Gather every line from the entries below that includes "this".

******

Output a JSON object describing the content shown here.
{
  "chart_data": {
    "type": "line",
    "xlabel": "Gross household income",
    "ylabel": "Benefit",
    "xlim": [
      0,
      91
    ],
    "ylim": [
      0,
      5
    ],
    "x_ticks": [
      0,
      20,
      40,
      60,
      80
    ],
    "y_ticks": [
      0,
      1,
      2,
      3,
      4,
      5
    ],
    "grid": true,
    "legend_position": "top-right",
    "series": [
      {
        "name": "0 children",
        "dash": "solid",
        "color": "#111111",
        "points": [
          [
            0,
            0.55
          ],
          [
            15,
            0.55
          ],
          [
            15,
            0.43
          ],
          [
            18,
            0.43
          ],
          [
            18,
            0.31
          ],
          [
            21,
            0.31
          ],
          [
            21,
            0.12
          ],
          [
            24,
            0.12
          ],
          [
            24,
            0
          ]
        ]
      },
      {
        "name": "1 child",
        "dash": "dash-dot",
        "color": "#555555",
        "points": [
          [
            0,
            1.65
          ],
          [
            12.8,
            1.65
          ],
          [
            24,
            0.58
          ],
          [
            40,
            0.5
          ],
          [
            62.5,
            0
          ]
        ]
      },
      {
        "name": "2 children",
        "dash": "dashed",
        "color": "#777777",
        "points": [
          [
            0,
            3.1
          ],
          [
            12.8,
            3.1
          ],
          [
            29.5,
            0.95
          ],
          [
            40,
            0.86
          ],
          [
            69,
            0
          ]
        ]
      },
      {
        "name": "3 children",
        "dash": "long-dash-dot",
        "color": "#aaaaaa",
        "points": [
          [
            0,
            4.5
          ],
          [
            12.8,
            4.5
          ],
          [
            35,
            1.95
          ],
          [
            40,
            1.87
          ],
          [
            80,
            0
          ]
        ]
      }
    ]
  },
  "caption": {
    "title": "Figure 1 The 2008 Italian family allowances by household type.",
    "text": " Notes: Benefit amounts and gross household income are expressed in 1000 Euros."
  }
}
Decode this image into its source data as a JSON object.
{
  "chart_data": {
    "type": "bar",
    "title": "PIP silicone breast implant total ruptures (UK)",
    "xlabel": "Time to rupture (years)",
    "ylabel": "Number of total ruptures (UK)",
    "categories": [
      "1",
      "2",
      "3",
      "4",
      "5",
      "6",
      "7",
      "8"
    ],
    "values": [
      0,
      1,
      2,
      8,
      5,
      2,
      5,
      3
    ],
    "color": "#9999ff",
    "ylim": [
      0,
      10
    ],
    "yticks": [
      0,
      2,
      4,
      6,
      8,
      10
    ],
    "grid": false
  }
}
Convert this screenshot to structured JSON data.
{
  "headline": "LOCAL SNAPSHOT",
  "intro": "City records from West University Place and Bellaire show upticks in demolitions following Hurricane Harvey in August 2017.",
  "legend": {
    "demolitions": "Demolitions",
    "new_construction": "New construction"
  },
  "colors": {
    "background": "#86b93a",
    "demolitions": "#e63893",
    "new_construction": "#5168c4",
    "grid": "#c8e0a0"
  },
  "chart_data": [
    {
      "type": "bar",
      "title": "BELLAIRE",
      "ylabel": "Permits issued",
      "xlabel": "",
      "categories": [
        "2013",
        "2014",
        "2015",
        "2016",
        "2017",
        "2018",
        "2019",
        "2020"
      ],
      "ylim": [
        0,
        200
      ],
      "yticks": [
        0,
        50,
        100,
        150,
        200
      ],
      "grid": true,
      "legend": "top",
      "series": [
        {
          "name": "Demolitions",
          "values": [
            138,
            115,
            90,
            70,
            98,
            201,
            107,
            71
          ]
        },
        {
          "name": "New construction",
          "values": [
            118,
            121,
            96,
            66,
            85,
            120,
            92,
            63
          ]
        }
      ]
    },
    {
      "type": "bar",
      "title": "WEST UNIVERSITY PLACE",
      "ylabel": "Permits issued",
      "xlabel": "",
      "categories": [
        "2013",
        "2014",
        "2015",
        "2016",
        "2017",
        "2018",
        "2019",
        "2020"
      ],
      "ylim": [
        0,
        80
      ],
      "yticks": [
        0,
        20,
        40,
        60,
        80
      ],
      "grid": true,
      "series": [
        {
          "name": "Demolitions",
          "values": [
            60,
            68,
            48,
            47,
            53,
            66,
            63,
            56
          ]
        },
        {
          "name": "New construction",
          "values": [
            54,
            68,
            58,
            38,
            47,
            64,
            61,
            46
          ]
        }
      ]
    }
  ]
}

******

= The response =
Decode this image into its source data as a JSON object.
Convert this screenshot to structured JSON data.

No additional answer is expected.